Find "Enumerate this screenshot's" in the data, then restate the line it sits in and every later line word for word, ending with the last line.
>> Begin Data to process
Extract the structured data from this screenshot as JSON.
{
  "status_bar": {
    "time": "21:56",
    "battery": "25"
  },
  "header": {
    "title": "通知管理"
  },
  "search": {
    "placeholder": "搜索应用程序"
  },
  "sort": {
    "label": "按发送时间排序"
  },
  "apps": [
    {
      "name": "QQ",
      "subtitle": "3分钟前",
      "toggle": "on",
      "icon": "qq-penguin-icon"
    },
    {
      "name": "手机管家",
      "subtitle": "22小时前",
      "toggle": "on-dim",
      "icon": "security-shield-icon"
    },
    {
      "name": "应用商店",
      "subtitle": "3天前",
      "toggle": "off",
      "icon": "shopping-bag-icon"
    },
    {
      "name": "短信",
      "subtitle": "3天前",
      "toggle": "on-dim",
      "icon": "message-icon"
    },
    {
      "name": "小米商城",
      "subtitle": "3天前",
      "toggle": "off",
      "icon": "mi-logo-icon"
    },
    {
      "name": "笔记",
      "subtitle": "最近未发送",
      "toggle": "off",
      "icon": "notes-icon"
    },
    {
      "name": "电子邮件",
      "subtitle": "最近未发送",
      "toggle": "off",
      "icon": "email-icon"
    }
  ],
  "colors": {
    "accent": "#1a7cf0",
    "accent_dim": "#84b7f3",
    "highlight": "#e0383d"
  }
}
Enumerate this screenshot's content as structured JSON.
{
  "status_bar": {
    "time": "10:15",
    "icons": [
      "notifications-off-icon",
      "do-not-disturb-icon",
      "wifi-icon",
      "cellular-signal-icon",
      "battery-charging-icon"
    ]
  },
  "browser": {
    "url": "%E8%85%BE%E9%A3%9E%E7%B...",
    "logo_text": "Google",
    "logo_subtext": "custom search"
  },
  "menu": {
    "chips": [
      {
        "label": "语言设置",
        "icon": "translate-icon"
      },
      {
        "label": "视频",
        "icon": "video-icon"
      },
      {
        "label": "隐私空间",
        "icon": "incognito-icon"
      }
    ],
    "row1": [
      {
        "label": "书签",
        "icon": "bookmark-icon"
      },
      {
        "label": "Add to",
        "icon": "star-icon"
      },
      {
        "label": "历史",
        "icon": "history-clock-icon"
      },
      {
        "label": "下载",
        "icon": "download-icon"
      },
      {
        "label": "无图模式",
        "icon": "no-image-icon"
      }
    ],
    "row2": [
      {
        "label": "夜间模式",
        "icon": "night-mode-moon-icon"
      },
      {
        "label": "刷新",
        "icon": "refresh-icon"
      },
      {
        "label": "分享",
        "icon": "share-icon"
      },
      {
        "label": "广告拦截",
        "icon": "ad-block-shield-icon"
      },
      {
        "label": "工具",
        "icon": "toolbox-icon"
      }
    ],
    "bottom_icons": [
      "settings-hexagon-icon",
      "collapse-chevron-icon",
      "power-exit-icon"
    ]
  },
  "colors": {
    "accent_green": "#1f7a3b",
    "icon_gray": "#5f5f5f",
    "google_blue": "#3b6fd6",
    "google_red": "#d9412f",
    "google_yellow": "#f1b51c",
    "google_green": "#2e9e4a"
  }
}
>> End Data to process
## Completed task
Enumerate this screenshot's content as structured JSON.
{
  "status_bar": {
    "time": "10:15",
    "icons": [
      "notifications-off-icon",
      "do-not-disturb-icon",
      "wifi-icon",
      "cellular-signal-icon",
      "battery-charging-icon"
    ]
  },
  "browser": {
    "url": "%E8%85%BE%E9%A3%9E%E7%B...",
    "logo_text": "Google",
    "logo_subtext": "custom search"
  },
  "menu": {
    "chips": [
      {
        "label": "语言设置",
        "icon": "translate-icon"
      },
      {
        "label": "视频",
        "icon": "video-icon"
      },
      {
        "label": "隐私空间",
        "icon": "incognito-icon"
      }
    ],
    "row1": [
      {
        "label": "书签",
        "icon": "bookmark-icon"
      },
      {
        "label": "Add to",
        "icon": "star-icon"
      },
      {
        "label": "历史",
        "icon": "history-clock-icon"
      },
      {
        "label": "下载",
        "icon": "download-icon"
      },
      {
        "label": "无图模式",
        "icon": "no-image-icon"
      }
    ],
    "row2": [
      {
        "label": "夜间模式",
        "icon": "night-mode-moon-icon"
      },
      {
        "label": "刷新",
        "icon": "refresh-icon"
      },
      {
        "label": "分享",
        "icon": "share-icon"
      },
      {
        "label": "广告拦截",
        "icon": "ad-block-shield-icon"
      },
      {
        "label": "工具",
        "icon": "toolbox-icon"
      }
    ],
    "bottom_icons": [
      "settings-hexagon-icon",
      "collapse-chevron-icon",
      "power-exit-icon"
    ]
  },
  "colors": {
    "accent_green": "#1f7a3b",
    "icon_gray": "#5f5f5f",
    "google_blue": "#3b6fd6",
    "google_red": "#d9412f",
    "google_yellow": "#f1b51c",
    "google_green": "#2e9e4a"
  }
}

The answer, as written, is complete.